=== DATA ROWS ===
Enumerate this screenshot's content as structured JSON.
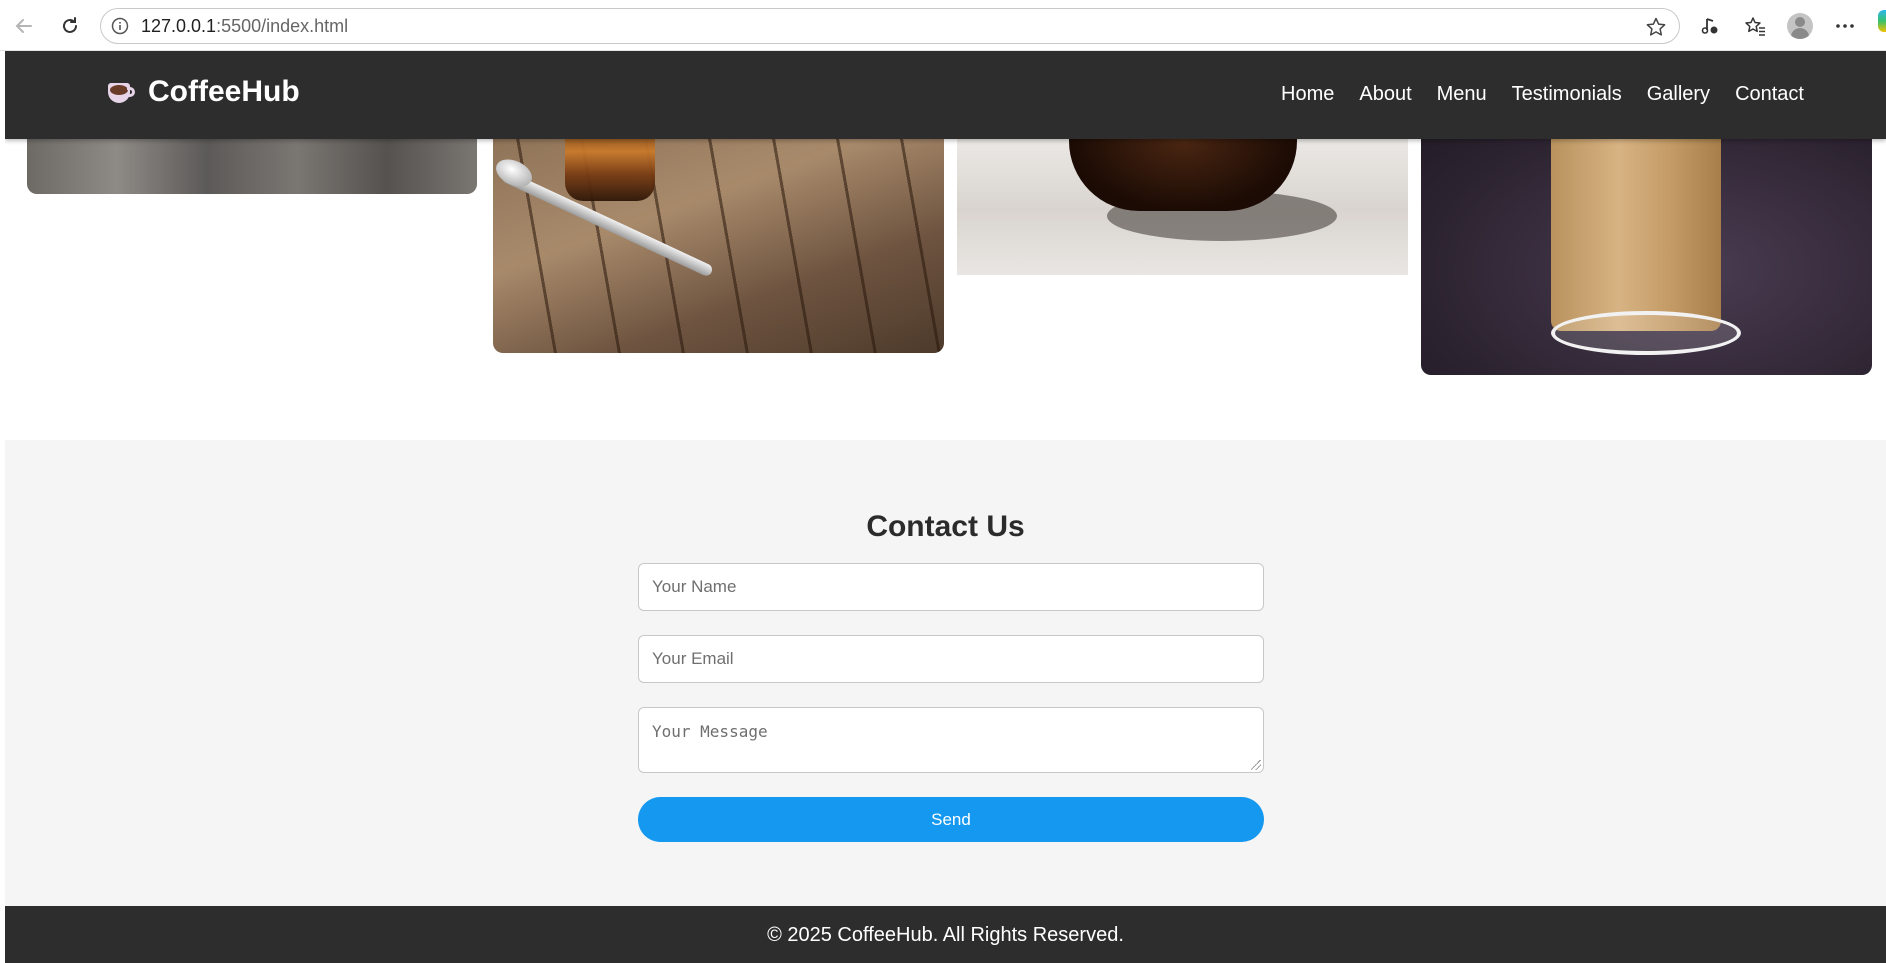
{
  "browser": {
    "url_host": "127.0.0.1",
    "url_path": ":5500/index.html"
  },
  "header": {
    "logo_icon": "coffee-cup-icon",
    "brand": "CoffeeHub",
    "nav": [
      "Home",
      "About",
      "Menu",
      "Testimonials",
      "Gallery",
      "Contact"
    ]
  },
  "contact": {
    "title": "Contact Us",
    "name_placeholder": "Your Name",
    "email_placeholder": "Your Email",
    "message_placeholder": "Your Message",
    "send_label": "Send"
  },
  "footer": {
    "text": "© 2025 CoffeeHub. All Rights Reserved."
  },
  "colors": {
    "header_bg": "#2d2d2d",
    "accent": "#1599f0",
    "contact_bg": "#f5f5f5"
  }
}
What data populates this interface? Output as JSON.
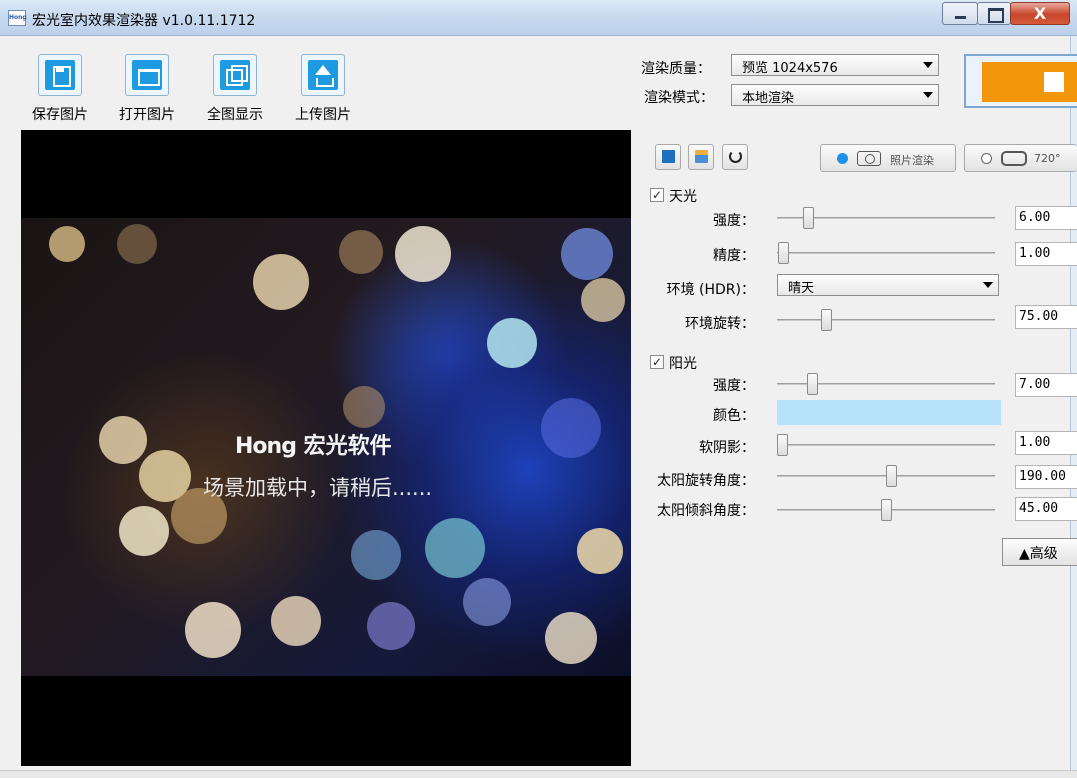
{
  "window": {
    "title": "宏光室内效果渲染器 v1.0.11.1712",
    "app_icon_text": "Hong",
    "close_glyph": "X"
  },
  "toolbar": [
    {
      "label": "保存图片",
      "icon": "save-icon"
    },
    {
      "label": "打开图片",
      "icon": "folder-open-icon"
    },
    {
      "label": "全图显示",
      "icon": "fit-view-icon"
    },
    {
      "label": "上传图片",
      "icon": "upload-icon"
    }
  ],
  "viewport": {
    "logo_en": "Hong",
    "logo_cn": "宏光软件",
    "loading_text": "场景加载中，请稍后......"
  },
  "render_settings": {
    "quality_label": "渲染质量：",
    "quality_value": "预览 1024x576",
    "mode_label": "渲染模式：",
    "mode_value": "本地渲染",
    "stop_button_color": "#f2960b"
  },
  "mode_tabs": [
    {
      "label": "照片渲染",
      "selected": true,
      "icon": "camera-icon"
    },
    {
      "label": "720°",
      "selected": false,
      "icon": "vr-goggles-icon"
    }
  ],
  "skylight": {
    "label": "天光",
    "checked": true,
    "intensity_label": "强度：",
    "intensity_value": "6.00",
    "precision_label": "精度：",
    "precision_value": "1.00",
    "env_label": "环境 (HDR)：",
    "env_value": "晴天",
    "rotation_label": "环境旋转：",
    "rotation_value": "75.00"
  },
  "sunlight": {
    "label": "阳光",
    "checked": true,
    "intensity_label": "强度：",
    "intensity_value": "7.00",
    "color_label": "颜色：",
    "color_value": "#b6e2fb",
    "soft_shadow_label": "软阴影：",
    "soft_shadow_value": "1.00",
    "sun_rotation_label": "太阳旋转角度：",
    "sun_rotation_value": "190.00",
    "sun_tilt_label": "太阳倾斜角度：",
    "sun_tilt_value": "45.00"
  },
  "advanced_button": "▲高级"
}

=== WHAT IS REQUIRED ===
Images in the records should not be copied. Repeat all the rest exactly.

=== TASK RESULT ===
Enumerate this screenshot's content as structured JSON.
{
  "browser": {
    "url_host": "127.0.0.1",
    "url_path": ":5500/index.html"
  },
  "header": {
    "logo_icon": "coffee-cup-icon",
    "brand": "CoffeeHub",
    "nav": [
      "Home",
      "About",
      "Menu",
      "Testimonials",
      "Gallery",
      "Contact"
    ]
  },
  "contact": {
    "title": "Contact Us",
    "name_placeholder": "Your Name",
    "email_placeholder": "Your Email",
    "message_placeholder": "Your Message",
    "send_label": "Send"
  },
  "footer": {
    "text": "© 2025 CoffeeHub. All Rights Reserved."
  },
  "colors": {
    "header_bg": "#2d2d2d",
    "accent": "#1599f0",
    "contact_bg": "#f5f5f5"
  }
}
What data populates this interface? Output as JSON.
{
  "window": {
    "title": "宏光室内效果渲染器 v1.0.11.1712",
    "app_icon_text": "Hong",
    "close_glyph": "X"
  },
  "toolbar": [
    {
      "label": "保存图片",
      "icon": "save-icon"
    },
    {
      "label": "打开图片",
      "icon": "folder-open-icon"
    },
    {
      "label": "全图显示",
      "icon": "fit-view-icon"
    },
    {
      "label": "上传图片",
      "icon": "upload-icon"
    }
  ],
  "viewport": {
    "logo_en": "Hong",
    "logo_cn": "宏光软件",
    "loading_text": "场景加载中，请稍后......"
  },
  "render_settings": {
    "quality_label": "渲染质量：",
    "quality_value": "预览 1024x576",
    "mode_label": "渲染模式：",
    "mode_value": "本地渲染",
    "stop_button_color": "#f2960b"
  },
  "mode_tabs": [
    {
      "label": "照片渲染",
      "selected": true,
      "icon": "camera-icon"
    },
    {
      "label": "720°",
      "selected": false,
      "icon": "vr-goggles-icon"
    }
  ],
  "skylight": {
    "label": "天光",
    "checked": true,
    "intensity_label": "强度：",
    "intensity_value": "6.00",
    "precision_label": "精度：",
    "precision_value": "1.00",
    "env_label": "环境 (HDR)：",
    "env_value": "晴天",
    "rotation_label": "环境旋转：",
    "rotation_value": "75.00"
  },
  "sunlight": {
    "label": "阳光",
    "checked": true,
    "intensity_label": "强度：",
    "intensity_value": "7.00",
    "color_label": "颜色：",
    "color_value": "#b6e2fb",
    "soft_shadow_label": "软阴影：",
    "soft_shadow_value": "1.00",
    "sun_rotation_label": "太阳旋转角度：",
    "sun_rotation_value": "190.00",
    "sun_tilt_label": "太阳倾斜角度：",
    "sun_tilt_value": "45.00"
  },
  "advanced_button": "▲高级"
}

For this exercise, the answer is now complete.